**TASK**.
Filter the rows below and copy out, in full, every line that contains the string "ОСТРОВОК".

Element region listings:

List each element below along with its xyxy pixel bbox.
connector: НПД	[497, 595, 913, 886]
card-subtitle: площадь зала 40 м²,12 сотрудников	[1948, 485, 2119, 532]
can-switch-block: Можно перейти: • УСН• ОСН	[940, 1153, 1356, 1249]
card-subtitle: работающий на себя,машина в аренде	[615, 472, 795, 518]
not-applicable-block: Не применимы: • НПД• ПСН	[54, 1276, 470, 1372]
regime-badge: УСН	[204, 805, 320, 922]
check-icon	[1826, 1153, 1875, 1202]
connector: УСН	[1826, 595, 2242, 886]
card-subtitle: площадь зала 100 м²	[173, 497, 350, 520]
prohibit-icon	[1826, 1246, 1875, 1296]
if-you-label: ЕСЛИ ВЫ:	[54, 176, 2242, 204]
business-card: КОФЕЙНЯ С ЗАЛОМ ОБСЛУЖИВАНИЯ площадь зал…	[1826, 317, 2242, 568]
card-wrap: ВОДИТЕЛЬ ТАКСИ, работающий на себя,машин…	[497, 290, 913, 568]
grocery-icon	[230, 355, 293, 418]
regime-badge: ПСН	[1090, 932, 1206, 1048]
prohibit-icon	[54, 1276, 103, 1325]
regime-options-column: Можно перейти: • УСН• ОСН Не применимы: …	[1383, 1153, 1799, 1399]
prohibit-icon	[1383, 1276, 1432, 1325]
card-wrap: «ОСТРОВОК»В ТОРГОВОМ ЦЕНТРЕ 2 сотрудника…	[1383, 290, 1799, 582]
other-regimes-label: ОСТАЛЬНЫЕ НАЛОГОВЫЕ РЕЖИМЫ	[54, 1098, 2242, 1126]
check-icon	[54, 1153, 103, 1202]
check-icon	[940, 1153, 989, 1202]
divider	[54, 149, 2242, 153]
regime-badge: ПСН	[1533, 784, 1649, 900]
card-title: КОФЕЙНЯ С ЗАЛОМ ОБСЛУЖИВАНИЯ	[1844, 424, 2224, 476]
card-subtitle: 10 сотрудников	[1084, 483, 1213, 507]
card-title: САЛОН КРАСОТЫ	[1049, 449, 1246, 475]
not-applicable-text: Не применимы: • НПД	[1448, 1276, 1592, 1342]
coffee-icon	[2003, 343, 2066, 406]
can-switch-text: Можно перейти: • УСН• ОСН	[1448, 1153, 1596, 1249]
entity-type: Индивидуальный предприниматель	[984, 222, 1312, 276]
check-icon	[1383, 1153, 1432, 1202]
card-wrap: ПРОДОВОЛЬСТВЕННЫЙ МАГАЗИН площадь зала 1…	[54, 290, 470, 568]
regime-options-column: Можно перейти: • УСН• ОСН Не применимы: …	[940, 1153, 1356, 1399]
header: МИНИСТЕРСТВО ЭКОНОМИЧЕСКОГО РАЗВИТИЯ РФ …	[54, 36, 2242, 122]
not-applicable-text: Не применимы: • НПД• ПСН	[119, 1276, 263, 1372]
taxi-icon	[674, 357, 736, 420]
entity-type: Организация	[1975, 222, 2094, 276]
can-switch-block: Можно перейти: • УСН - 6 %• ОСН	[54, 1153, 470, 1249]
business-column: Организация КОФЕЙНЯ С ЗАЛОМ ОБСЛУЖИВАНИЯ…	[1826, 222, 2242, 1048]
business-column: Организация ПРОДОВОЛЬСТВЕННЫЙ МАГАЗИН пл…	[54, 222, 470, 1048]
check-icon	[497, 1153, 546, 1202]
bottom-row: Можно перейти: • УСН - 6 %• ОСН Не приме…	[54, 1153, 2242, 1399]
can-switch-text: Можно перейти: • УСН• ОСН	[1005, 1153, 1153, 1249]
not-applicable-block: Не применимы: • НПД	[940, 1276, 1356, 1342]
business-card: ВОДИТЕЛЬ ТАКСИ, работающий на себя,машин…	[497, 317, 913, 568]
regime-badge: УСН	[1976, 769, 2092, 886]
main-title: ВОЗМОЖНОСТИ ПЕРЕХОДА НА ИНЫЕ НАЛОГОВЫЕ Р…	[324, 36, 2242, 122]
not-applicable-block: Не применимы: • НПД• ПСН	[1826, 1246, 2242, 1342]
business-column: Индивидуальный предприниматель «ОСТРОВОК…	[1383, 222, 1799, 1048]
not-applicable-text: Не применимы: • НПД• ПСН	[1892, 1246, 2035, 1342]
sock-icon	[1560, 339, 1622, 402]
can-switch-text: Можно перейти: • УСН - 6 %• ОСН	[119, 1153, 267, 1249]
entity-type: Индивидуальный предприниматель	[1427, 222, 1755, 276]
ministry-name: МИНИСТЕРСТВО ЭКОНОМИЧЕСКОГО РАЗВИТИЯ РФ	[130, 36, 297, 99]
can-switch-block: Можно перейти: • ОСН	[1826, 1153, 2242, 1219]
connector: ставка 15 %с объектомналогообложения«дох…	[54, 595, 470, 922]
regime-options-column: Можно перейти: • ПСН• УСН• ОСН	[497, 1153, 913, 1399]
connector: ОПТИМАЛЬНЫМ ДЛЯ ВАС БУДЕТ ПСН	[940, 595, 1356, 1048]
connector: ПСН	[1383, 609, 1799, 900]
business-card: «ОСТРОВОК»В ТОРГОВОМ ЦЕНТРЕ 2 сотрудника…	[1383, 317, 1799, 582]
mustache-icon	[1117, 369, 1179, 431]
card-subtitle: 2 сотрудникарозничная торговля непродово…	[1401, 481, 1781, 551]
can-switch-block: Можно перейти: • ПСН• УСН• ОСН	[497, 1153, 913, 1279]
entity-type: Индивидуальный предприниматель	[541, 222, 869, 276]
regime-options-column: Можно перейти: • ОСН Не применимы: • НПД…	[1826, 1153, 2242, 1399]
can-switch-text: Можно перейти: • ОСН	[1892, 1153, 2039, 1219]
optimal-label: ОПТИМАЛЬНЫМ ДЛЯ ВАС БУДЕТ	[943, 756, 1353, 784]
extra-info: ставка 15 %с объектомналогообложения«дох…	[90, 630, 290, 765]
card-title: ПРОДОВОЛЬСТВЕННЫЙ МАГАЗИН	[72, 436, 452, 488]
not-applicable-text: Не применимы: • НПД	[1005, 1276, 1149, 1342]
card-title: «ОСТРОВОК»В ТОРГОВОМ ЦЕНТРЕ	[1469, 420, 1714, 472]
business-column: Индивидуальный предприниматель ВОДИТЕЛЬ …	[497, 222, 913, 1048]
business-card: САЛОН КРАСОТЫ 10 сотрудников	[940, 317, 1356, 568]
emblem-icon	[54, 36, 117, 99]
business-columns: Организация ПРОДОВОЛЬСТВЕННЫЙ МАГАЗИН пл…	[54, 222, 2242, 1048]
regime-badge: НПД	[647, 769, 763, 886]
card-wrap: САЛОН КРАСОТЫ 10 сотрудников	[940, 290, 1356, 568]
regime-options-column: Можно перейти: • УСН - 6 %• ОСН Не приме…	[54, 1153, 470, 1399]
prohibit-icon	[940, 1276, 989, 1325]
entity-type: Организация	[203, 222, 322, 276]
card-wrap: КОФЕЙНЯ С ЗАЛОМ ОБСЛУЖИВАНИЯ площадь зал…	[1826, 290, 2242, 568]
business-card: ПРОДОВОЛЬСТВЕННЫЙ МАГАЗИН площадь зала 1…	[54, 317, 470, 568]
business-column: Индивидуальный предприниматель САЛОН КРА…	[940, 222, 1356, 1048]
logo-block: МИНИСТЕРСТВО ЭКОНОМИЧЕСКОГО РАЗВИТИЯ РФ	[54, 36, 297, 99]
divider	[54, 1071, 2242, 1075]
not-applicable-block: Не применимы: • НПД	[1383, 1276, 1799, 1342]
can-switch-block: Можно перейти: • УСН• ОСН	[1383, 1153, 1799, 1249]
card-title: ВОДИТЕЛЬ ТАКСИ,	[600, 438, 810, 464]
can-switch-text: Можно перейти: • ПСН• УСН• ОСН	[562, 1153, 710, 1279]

**TASK RESPONSE**.
card-wrap: «ОСТРОВОК»В ТОРГОВОМ ЦЕНТРЕ 2 сотрудника…	[1383, 290, 1799, 582]
business-column: Индивидуальный предприниматель «ОСТРОВОК…	[1383, 222, 1799, 1048]
business-card: «ОСТРОВОК»В ТОРГОВОМ ЦЕНТРЕ 2 сотрудника…	[1383, 317, 1799, 582]
card-title: «ОСТРОВОК»В ТОРГОВОМ ЦЕНТРЕ	[1469, 420, 1714, 472]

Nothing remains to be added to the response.